▶ Problem description
Gather every line in the rows below that contains the word "with".

===== Excerpted records

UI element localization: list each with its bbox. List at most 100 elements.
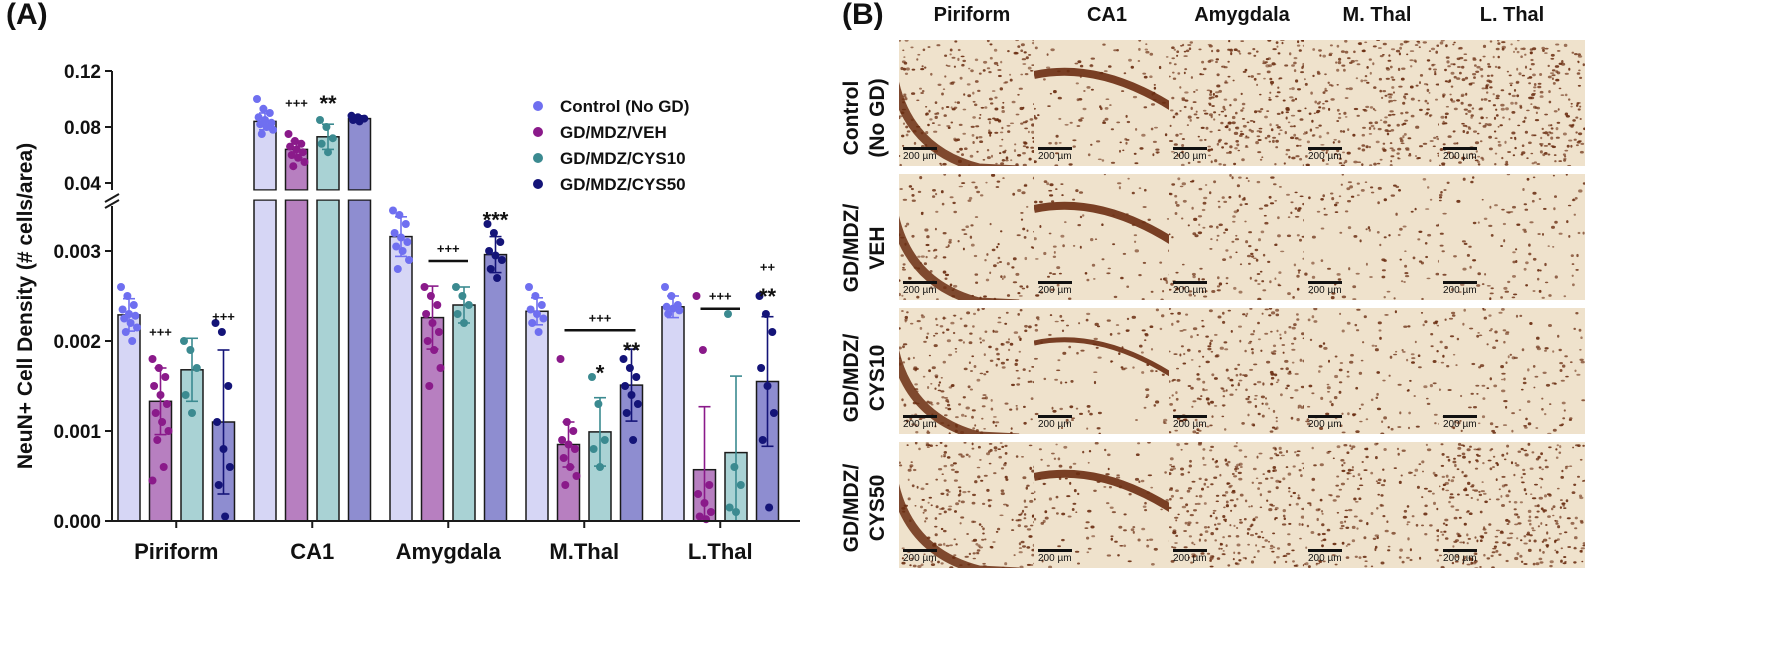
neuron-nucleus xyxy=(1132,95,1138,99)
neuron-nucleus xyxy=(1188,535,1192,538)
neuron-nucleus xyxy=(1260,230,1265,234)
neuron-nucleus xyxy=(933,257,937,259)
neuron-nucleus xyxy=(1540,136,1543,140)
neuron-nucleus xyxy=(1529,467,1534,470)
neuron-nucleus xyxy=(905,67,910,71)
neuron-nucleus xyxy=(1370,186,1374,189)
neuron-nucleus xyxy=(1237,363,1241,366)
neuron-nucleus xyxy=(1225,368,1229,372)
neuron-nucleus xyxy=(1040,553,1044,555)
neuron-nucleus xyxy=(1492,431,1496,434)
neuron-nucleus xyxy=(1079,75,1082,79)
neuron-nucleus xyxy=(1520,47,1523,50)
neuron-nucleus xyxy=(988,131,993,135)
neuron-nucleus xyxy=(1537,269,1540,272)
neuron-nucleus xyxy=(1342,130,1346,133)
neuron-nucleus xyxy=(934,517,938,520)
neuron-nucleus xyxy=(1028,54,1032,56)
neuron-nucleus xyxy=(1384,116,1388,119)
neuron-nucleus xyxy=(1313,320,1318,323)
neuron-nucleus xyxy=(936,402,940,405)
neuron-nucleus xyxy=(1453,540,1458,543)
neuron-nucleus xyxy=(1223,518,1227,521)
neuron-nucleus xyxy=(1439,69,1442,72)
neuron-nucleus xyxy=(1039,412,1043,415)
neuron-nucleus xyxy=(1515,314,1519,318)
neuron-nucleus xyxy=(1049,92,1052,95)
neuron-nucleus xyxy=(1556,50,1561,52)
neuron-nucleus xyxy=(1285,367,1289,371)
neuron-nucleus xyxy=(1198,494,1203,498)
neuron-nucleus xyxy=(1176,81,1179,84)
neuron-nucleus xyxy=(945,64,948,67)
neuron-nucleus xyxy=(1191,272,1196,276)
neuron-nucleus xyxy=(1296,418,1300,422)
neuron-nucleus xyxy=(1183,50,1187,53)
neuron-nucleus xyxy=(1516,552,1520,556)
neuron-nucleus xyxy=(1447,458,1451,462)
neuron-nucleus xyxy=(903,298,907,300)
neuron-nucleus xyxy=(1018,87,1023,90)
neuron-nucleus xyxy=(907,468,912,472)
neuron-nucleus xyxy=(926,400,930,404)
neuron-nucleus xyxy=(957,240,960,243)
neuron-nucleus xyxy=(1419,145,1423,148)
neuron-nucleus xyxy=(1217,315,1222,319)
neuron-nucleus xyxy=(987,118,992,121)
neuron-nucleus xyxy=(1533,83,1537,86)
neuron-nucleus xyxy=(1344,159,1348,163)
neuron-nucleus xyxy=(1537,504,1540,508)
neuron-nucleus xyxy=(953,314,956,317)
neuron-nucleus xyxy=(1072,462,1077,465)
data-point xyxy=(458,292,467,300)
neuron-nucleus xyxy=(916,125,921,128)
neuron-nucleus xyxy=(1550,136,1554,140)
data-point xyxy=(322,123,331,131)
neuron-nucleus xyxy=(1236,184,1240,188)
neuron-nucleus xyxy=(1117,332,1121,335)
neuron-nucleus xyxy=(1363,79,1368,82)
neuron-nucleus xyxy=(1217,139,1221,143)
neuron-nucleus xyxy=(1000,361,1005,365)
neuron-nucleus xyxy=(921,315,926,319)
neuron-nucleus xyxy=(1252,329,1256,333)
neuron-nucleus xyxy=(1211,105,1215,107)
neuron-nucleus xyxy=(1560,547,1563,550)
neuron-nucleus xyxy=(1469,146,1474,149)
neuron-nucleus xyxy=(1268,508,1273,512)
neuron-nucleus xyxy=(1442,273,1447,276)
neuron-nucleus xyxy=(1288,522,1292,525)
neuron-nucleus xyxy=(961,153,964,156)
neuron-nucleus xyxy=(1579,519,1584,523)
neuron-nucleus xyxy=(1497,42,1501,45)
neuron-nucleus xyxy=(1024,506,1028,508)
neuron-nucleus xyxy=(1280,454,1285,457)
neuron-nucleus xyxy=(952,201,956,205)
neuron-nucleus xyxy=(1473,76,1476,79)
neuron-nucleus xyxy=(960,500,965,504)
neuron-nucleus xyxy=(971,409,976,412)
neuron-nucleus xyxy=(1123,529,1127,532)
neuron-nucleus xyxy=(903,403,907,407)
neuron-nucleus xyxy=(1303,218,1307,222)
neuron-nucleus xyxy=(944,54,948,57)
neuron-nucleus xyxy=(1401,449,1406,452)
neuron-nucleus xyxy=(1495,108,1498,111)
neuron-nucleus xyxy=(1312,105,1315,108)
neuron-nucleus xyxy=(1309,503,1312,507)
neuron-nucleus xyxy=(1018,350,1021,353)
neuron-nucleus xyxy=(1217,276,1220,280)
neuron-nucleus xyxy=(1523,203,1527,206)
neuron-nucleus xyxy=(925,483,929,485)
neuron-nucleus xyxy=(1203,196,1208,200)
neuron-nucleus xyxy=(1511,111,1516,114)
neuron-nucleus xyxy=(1246,254,1252,258)
neuron-nucleus xyxy=(1297,497,1301,500)
neuron-nucleus xyxy=(1169,350,1171,353)
neuron-nucleus xyxy=(1488,135,1492,139)
neuron-nucleus xyxy=(940,492,945,495)
neuron-nucleus xyxy=(979,140,984,143)
neuron-nucleus xyxy=(1390,93,1393,96)
neuron-nucleus xyxy=(1524,453,1529,457)
neuron-nucleus xyxy=(997,256,1001,260)
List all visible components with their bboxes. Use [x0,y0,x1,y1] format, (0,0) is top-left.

==========

▶ Response to this task
UI element localization: list each with its bbox. List at most 100 elements.
List all visible components with their bboxes. Use [x0,y0,x1,y1] format, (0,0) is top-left.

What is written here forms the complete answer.